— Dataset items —
——
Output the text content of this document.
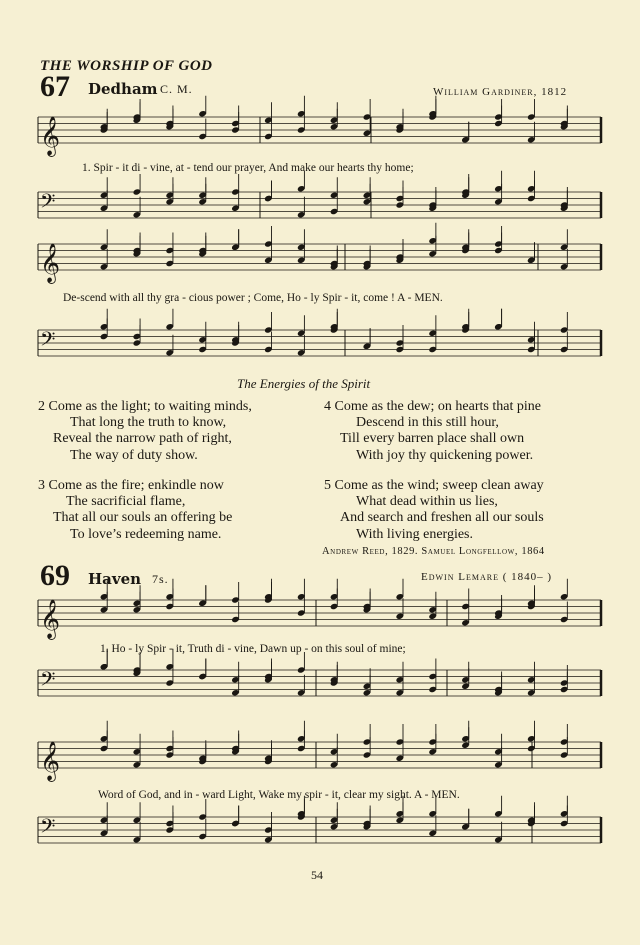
THE WORSHIP OF GOD
67 Dedham C. M.	William Gardiner, 1812
𝄞
𝄢
𝄞
𝄢
𝄞
𝄢
𝄞
𝄢
1. Spir - it di - vine, at - tend our prayer, And make our hearts thy home;
De-scend with all thy gra - cious power ; Come, Ho - ly Spir - it, come ! A - MEN.
The Energies of the Spirit
2 Come as the light; to waiting minds,
That long the truth to know,
Reveal the narrow path of right,
The way of duty show.
3 Come as the fire; enkindle now
The sacrificial flame,
That all our souls an offering be
To love’s redeeming name.
4 Come as the dew; on hearts that pine
Descend in this still hour,
Till every barren place shall own
With joy thy quickening power.
5 Come as the wind; sweep clean away
What dead within us lies,
And search and freshen all our souls
With living energies.
Andrew Reed, 1829. Samuel Longfellow, 1864
69 Haven 7s.	Edwin Lemare ( 1840– )
1. Ho - ly Spir - it, Truth di - vine, Dawn up - on this soul of mine;
Word of God, and in - ward Light, Wake my spir - it, clear my sight. A - MEN.
54
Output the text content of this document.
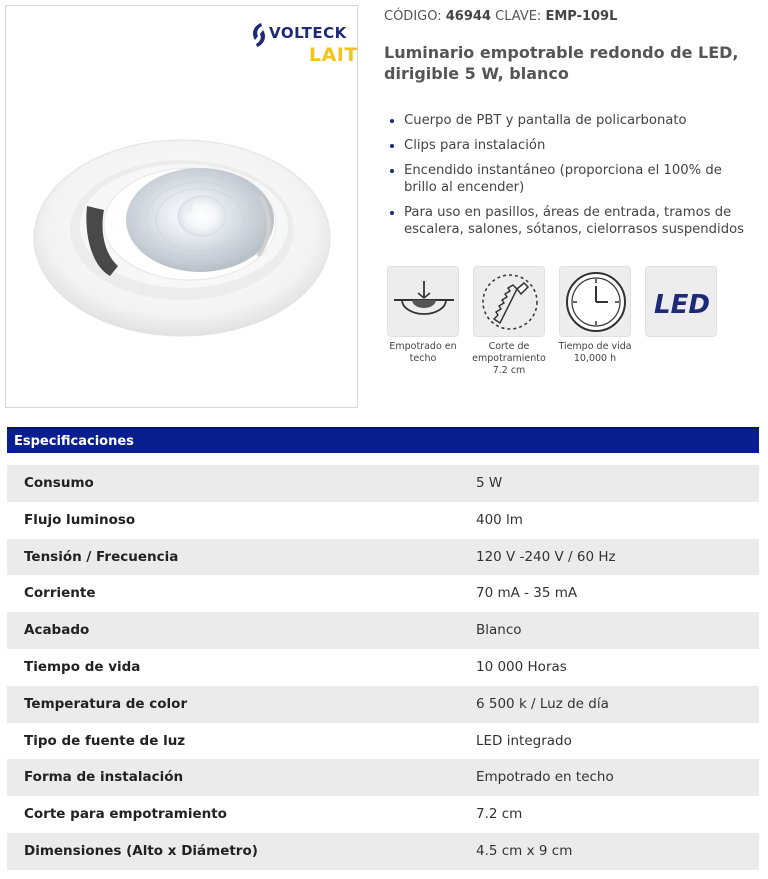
VOLTECK
LAIT
CÓDIGO: 46944 CLAVE: EMP-109L
Luminario empotrable redondo de LED, dirigible 5 W, blanco
Cuerpo de PBT y pantalla de policarbonato
Clips para instalación
Encendido instantáneo (proporciona el 100% de brillo al encender)
Para uso en pasillos, áreas de entrada, tramos de escalera, salones, sótanos, cielorrasos suspendidos
Empotrado en techo
Corte de empotramiento 7.2 cm
Tiempo de vida 10,000 h
LED
Especificaciones
Consumo	5 W
Flujo luminoso	400 lm
Tensión / Frecuencia	120 V -240 V / 60 Hz
Corriente	70 mA - 35 mA
Acabado	Blanco
Tiempo de vida	10 000 Horas
Temperatura de color	6 500 k / Luz de día
Tipo de fuente de luz	LED integrado
Forma de instalación	Empotrado en techo
Corte para empotramiento	7.2 cm
Dimensiones (Alto x Diámetro)	4.5 cm x 9 cm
——
— Task objective —
Identify the lines above that contain the word "Empotrado", then copy them.

— Completed exercise —
Empotrado en techo
Forma de instalación	Empotrado en techo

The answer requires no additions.